### STATED PROBLEM
Gather every line holding the string "Download".

[Dataset items]
--- Start ---
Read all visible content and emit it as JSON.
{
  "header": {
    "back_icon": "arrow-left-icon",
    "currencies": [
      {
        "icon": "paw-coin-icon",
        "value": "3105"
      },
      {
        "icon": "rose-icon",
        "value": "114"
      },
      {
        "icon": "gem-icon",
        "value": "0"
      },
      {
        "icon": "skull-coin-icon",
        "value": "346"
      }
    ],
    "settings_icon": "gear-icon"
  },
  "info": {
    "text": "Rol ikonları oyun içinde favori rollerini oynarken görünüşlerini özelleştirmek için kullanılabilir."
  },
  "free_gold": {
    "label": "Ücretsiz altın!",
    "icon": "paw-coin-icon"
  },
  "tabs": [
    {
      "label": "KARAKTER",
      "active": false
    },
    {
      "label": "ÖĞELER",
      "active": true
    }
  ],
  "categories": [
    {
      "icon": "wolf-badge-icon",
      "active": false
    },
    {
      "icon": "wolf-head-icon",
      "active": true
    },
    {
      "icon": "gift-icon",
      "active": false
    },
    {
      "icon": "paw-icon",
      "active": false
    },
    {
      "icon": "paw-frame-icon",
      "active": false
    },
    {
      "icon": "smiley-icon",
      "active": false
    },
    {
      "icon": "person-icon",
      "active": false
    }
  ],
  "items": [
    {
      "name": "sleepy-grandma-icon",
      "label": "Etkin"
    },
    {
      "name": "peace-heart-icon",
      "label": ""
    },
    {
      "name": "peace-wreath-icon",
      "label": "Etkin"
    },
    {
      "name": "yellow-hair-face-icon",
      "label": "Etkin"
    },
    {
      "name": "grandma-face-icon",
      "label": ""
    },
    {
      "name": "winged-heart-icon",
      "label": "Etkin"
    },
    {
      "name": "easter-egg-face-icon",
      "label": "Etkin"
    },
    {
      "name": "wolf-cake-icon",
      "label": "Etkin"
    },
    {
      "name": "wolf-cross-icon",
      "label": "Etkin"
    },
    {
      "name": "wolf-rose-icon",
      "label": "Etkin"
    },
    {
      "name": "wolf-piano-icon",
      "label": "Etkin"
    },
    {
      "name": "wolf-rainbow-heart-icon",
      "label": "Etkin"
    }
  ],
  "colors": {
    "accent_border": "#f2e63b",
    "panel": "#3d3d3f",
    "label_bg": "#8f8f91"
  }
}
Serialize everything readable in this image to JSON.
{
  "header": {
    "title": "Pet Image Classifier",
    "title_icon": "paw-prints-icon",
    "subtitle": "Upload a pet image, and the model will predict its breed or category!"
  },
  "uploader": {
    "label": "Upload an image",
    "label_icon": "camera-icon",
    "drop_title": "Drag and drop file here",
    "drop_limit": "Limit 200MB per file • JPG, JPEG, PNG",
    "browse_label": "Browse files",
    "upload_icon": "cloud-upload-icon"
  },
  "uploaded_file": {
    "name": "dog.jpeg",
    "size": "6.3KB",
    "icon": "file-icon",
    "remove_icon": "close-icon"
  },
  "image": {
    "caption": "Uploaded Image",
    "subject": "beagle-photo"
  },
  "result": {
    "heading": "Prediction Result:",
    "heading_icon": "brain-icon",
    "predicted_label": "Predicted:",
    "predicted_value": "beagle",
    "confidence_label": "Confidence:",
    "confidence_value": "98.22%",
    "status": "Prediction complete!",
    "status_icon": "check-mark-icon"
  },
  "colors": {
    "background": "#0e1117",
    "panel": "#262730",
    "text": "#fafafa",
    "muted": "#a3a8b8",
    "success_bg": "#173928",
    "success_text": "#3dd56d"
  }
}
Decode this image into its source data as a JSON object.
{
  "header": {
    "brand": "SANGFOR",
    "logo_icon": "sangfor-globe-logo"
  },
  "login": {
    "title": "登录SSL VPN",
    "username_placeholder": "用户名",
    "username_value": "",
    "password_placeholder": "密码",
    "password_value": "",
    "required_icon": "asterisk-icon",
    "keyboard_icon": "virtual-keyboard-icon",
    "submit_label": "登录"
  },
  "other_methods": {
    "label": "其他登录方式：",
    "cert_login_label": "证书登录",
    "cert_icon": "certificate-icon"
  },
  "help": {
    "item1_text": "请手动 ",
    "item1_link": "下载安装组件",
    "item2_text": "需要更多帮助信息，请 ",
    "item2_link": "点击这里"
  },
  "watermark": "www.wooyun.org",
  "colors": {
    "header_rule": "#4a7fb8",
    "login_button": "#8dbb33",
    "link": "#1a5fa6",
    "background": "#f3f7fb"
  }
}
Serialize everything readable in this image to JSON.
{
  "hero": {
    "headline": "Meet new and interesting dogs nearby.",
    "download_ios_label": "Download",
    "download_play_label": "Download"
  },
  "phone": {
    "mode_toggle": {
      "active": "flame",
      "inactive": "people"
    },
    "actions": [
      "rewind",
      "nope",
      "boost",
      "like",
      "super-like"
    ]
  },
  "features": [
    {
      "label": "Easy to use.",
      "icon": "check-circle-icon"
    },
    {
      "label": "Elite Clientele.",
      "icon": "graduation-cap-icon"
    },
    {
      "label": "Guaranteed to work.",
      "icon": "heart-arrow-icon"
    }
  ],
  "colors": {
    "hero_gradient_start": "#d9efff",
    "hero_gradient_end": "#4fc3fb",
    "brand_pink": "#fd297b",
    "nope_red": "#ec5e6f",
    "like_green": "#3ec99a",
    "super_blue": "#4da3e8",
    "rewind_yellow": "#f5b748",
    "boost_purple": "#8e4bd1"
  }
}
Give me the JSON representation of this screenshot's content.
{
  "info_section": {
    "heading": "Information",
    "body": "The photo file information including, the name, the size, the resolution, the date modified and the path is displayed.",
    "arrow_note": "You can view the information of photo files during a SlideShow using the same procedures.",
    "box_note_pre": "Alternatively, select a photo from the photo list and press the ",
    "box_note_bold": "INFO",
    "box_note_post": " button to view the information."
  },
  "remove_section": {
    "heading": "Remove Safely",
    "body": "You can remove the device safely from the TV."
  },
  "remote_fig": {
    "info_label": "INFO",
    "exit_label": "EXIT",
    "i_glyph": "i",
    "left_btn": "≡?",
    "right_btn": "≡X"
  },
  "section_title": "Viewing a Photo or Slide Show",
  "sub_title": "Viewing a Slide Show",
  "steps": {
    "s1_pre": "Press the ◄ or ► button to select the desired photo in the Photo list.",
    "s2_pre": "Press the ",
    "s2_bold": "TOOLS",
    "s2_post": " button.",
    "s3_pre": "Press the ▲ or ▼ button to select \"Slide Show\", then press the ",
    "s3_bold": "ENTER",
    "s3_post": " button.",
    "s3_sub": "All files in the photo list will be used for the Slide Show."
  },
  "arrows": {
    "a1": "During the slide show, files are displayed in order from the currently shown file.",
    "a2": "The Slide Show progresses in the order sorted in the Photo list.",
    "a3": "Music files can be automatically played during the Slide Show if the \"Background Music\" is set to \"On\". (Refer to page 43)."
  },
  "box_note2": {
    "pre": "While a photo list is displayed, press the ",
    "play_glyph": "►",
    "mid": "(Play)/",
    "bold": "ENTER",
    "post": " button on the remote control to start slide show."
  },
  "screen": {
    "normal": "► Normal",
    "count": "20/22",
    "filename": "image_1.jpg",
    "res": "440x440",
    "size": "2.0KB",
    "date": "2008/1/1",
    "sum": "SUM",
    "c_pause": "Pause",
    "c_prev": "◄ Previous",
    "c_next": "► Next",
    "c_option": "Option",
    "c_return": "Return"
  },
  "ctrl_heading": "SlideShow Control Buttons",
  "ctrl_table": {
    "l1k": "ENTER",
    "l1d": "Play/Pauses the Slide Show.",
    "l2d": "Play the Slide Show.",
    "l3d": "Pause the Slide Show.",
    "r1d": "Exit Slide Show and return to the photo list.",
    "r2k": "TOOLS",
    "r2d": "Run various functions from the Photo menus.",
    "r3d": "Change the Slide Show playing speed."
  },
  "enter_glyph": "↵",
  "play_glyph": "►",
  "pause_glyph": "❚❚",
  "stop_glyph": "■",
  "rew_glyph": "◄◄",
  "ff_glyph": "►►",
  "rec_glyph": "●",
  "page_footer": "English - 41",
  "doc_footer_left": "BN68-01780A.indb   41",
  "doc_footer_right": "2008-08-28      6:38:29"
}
--- End ---
### RESULT FOR THIS EXERCISE
    "download_ios_label": "Download",
    "download_play_label": "Download"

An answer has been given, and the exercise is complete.